-- start --
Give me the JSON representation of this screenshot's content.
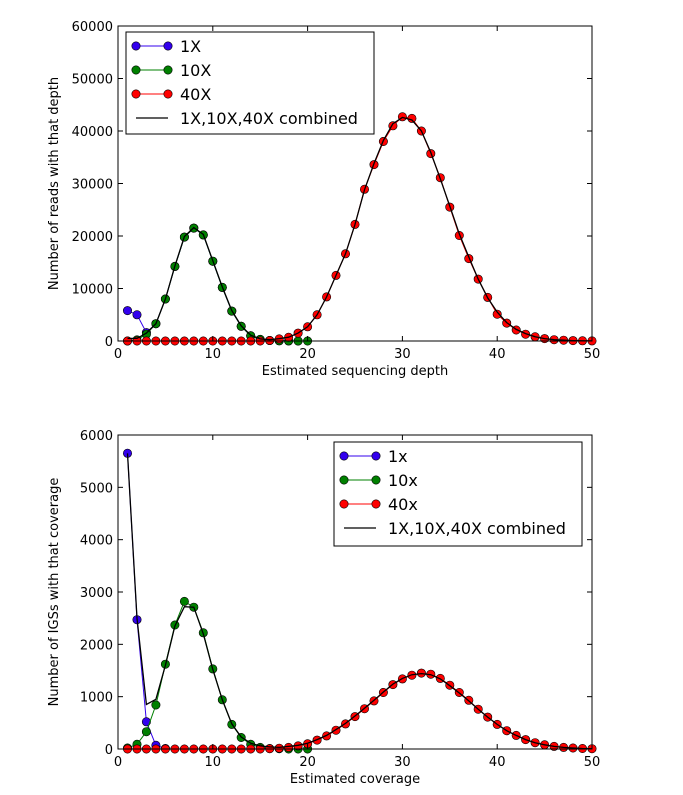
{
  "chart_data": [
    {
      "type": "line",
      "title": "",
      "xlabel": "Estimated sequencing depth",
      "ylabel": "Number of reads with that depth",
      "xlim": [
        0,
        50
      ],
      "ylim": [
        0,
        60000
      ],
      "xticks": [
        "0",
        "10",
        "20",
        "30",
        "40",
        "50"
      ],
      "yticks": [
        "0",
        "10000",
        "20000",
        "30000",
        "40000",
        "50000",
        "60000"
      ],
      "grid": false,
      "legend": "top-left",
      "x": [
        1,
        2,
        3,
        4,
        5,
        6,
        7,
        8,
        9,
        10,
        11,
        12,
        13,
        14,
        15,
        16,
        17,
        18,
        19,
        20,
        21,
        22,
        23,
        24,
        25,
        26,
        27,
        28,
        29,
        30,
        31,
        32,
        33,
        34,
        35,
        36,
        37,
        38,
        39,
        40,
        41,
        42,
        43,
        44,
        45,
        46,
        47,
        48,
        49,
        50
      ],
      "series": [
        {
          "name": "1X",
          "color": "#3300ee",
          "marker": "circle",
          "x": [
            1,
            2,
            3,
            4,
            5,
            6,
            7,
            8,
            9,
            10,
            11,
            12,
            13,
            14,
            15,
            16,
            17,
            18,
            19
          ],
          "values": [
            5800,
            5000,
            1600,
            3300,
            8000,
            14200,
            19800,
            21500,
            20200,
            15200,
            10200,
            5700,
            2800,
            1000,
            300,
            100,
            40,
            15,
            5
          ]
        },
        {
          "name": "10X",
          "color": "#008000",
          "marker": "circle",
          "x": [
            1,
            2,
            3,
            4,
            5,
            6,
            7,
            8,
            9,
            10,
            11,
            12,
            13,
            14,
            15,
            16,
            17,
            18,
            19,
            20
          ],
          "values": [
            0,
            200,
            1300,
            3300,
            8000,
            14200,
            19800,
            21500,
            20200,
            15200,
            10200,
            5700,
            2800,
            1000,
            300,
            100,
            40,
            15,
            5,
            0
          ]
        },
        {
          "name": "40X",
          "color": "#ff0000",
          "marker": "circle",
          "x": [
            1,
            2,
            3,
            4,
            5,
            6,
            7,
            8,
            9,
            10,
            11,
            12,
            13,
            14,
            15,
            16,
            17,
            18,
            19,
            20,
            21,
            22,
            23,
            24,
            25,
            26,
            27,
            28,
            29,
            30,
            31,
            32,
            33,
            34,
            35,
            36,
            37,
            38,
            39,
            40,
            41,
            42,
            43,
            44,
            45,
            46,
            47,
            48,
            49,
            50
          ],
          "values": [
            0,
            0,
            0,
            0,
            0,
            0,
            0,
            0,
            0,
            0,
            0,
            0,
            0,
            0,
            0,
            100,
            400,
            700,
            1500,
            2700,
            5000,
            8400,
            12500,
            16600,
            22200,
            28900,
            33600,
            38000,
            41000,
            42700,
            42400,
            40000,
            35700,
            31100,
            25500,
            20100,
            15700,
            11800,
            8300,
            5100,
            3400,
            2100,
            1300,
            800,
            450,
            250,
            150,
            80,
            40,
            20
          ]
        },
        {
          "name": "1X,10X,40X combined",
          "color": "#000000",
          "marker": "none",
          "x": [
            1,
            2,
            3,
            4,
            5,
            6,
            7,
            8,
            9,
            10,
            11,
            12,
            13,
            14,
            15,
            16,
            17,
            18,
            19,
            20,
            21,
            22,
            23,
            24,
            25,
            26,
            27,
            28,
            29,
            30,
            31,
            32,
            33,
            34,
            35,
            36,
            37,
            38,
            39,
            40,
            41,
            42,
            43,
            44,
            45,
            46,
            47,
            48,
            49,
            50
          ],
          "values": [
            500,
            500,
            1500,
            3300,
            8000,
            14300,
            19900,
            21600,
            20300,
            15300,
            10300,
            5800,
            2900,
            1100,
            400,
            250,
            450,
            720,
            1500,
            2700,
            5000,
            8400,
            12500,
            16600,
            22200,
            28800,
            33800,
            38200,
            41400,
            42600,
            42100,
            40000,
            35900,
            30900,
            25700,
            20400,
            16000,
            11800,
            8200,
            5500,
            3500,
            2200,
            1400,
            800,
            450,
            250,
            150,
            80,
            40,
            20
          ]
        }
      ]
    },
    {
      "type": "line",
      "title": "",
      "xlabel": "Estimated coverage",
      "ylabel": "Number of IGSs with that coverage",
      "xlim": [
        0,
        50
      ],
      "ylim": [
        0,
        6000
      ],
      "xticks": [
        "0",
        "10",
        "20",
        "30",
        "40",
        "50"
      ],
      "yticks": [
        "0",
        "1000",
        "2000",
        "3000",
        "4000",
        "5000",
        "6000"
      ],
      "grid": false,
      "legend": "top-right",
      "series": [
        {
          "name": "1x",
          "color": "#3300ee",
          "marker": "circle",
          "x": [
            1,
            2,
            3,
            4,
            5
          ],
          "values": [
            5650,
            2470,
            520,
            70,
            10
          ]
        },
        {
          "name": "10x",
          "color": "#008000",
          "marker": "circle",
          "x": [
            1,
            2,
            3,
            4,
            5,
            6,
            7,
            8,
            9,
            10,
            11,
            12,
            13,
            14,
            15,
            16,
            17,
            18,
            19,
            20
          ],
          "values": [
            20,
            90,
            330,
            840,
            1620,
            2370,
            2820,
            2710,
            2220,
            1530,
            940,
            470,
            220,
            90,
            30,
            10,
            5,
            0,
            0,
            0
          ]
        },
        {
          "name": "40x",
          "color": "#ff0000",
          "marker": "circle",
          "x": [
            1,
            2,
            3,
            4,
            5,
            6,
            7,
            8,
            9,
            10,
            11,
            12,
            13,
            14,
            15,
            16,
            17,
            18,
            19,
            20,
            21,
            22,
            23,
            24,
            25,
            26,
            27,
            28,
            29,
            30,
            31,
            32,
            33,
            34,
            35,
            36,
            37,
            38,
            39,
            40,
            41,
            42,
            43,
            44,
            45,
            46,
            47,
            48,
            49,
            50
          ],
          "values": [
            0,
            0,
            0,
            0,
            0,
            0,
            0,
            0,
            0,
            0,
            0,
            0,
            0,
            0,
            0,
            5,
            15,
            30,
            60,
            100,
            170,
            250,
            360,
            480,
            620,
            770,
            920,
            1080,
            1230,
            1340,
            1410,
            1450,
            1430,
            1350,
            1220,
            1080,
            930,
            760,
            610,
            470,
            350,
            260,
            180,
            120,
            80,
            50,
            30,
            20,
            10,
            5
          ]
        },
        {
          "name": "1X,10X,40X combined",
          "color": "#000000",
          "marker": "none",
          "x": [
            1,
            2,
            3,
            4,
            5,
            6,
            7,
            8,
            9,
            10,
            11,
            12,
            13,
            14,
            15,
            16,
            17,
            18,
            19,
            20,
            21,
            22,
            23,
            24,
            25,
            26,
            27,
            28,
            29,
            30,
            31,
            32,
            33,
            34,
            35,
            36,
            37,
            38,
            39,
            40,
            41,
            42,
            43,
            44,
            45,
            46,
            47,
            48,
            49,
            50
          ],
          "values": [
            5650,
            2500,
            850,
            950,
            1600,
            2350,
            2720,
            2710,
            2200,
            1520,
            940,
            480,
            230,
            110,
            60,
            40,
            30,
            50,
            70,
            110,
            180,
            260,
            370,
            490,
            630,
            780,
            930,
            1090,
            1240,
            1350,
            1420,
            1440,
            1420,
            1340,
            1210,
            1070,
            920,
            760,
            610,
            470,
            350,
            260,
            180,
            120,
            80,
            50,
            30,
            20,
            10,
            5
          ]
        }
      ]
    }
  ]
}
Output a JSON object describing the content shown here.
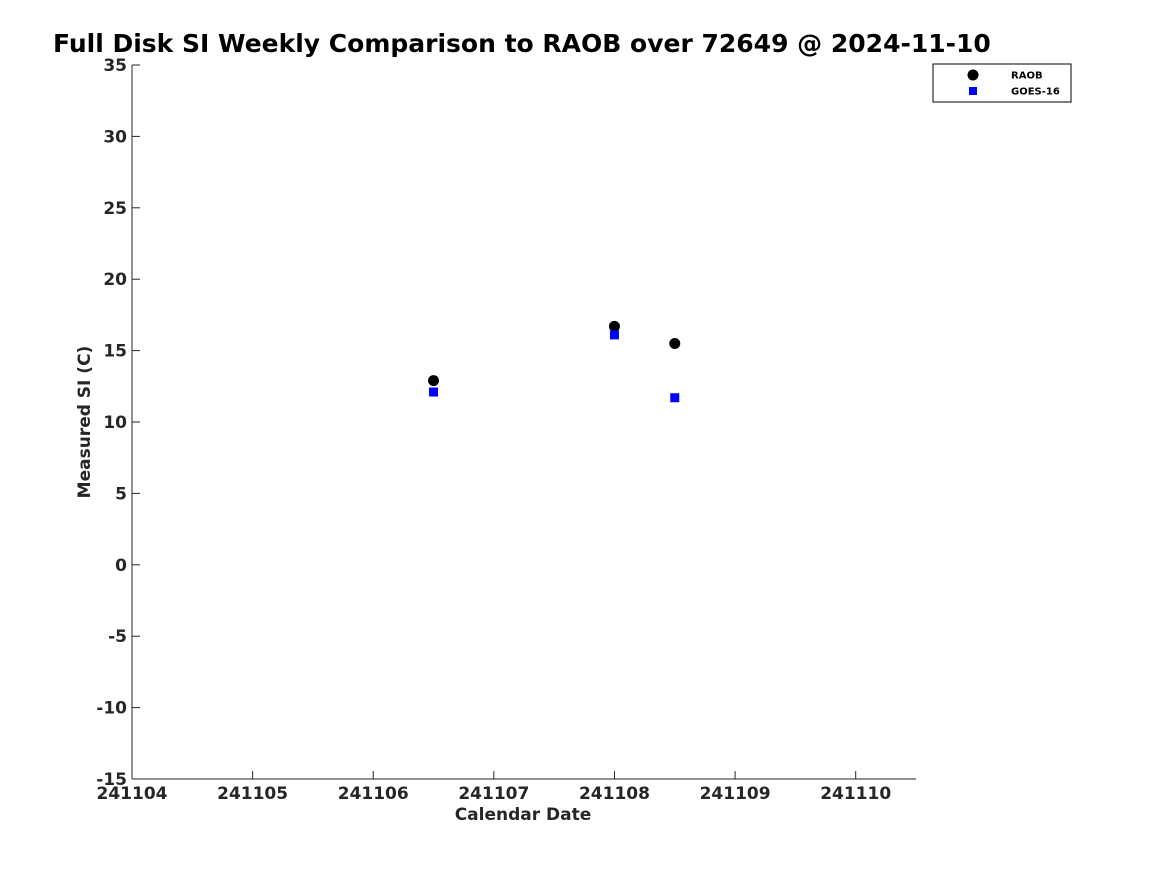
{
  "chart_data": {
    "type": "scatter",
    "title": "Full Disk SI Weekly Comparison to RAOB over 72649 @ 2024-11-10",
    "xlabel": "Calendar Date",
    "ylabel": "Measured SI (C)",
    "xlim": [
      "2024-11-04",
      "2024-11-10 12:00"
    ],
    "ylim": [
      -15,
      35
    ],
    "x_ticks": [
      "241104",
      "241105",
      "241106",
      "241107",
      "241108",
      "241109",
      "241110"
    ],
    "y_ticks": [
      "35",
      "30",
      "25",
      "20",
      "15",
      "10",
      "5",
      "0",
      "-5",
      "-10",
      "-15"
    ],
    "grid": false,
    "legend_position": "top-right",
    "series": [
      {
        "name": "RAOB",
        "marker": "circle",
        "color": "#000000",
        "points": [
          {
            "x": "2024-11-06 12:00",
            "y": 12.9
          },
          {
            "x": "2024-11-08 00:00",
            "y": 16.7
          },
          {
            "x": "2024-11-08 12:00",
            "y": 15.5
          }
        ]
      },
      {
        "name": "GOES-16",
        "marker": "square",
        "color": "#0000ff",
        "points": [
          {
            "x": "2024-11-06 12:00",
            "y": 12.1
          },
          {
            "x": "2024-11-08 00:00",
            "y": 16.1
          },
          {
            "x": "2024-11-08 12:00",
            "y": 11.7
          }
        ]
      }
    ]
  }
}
-- end --
◆ What you are asked to do:
Where a line contains the string "Number", extract that line.

◆ Expected output:
      "ylabel": "Number of reads with that depth",
      "ylabel": "Number of IGSs with that coverage",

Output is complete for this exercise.